Request
Work out the number of lines containing "programs". Give that number alone.

Data section
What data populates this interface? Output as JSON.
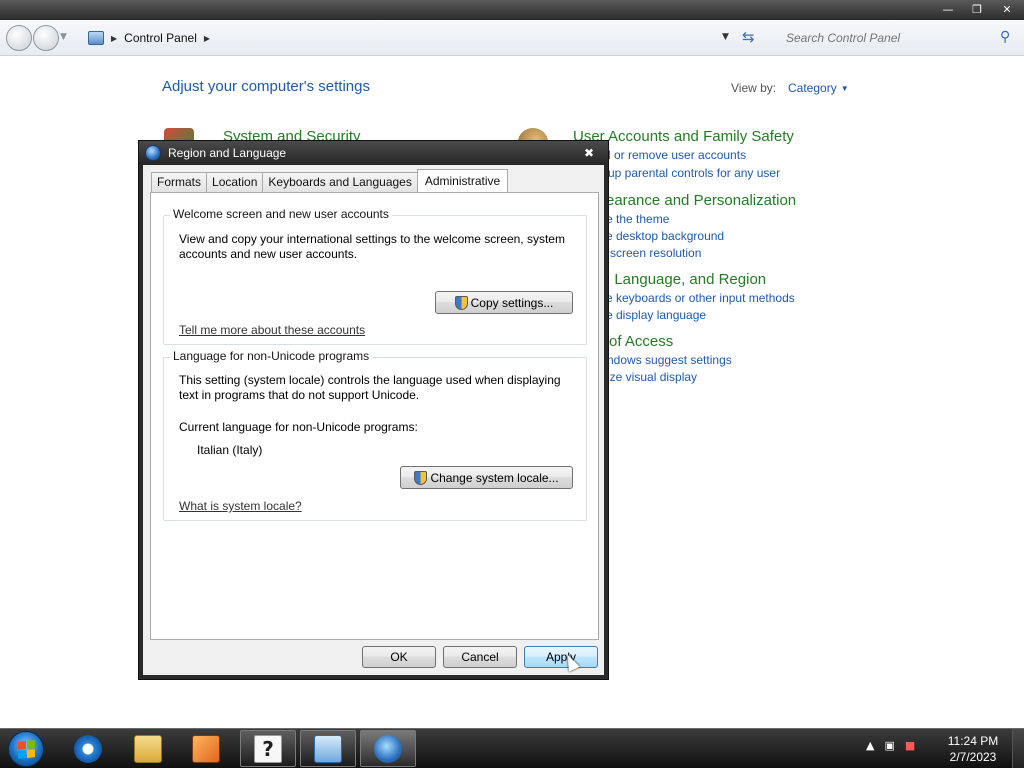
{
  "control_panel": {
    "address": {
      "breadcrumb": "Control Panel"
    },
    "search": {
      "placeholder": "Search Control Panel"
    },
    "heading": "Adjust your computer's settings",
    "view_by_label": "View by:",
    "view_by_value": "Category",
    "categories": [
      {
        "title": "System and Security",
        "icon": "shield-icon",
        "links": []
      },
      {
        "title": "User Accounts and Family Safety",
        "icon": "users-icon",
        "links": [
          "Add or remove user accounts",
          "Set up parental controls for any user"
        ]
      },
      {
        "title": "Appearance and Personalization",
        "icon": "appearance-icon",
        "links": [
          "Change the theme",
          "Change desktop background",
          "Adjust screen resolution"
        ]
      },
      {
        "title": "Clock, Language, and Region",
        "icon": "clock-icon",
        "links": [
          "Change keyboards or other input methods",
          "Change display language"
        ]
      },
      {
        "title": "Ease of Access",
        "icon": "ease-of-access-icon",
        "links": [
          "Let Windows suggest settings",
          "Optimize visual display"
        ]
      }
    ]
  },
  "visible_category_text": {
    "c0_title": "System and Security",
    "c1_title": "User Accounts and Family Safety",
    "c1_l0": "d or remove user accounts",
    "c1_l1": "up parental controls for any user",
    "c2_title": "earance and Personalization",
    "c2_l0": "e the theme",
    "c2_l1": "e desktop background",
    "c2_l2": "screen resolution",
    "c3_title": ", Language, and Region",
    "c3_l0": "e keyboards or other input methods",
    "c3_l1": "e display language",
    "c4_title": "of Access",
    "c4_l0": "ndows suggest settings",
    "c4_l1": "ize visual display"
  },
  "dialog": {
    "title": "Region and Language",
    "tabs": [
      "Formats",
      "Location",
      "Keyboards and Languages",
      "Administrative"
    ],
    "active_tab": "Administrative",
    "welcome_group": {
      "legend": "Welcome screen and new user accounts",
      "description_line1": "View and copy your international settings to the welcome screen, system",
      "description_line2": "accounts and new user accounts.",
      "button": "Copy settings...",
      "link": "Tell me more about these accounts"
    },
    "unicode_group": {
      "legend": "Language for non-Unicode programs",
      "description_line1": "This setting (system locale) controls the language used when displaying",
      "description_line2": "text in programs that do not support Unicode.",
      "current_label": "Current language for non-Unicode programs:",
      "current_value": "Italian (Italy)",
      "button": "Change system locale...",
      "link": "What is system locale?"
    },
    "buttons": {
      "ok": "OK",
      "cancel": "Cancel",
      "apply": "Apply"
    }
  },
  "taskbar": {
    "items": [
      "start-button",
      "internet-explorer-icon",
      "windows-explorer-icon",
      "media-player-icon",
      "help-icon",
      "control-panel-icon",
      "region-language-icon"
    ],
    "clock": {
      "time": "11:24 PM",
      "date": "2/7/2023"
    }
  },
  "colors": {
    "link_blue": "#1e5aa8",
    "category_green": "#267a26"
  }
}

Result for this exercise
3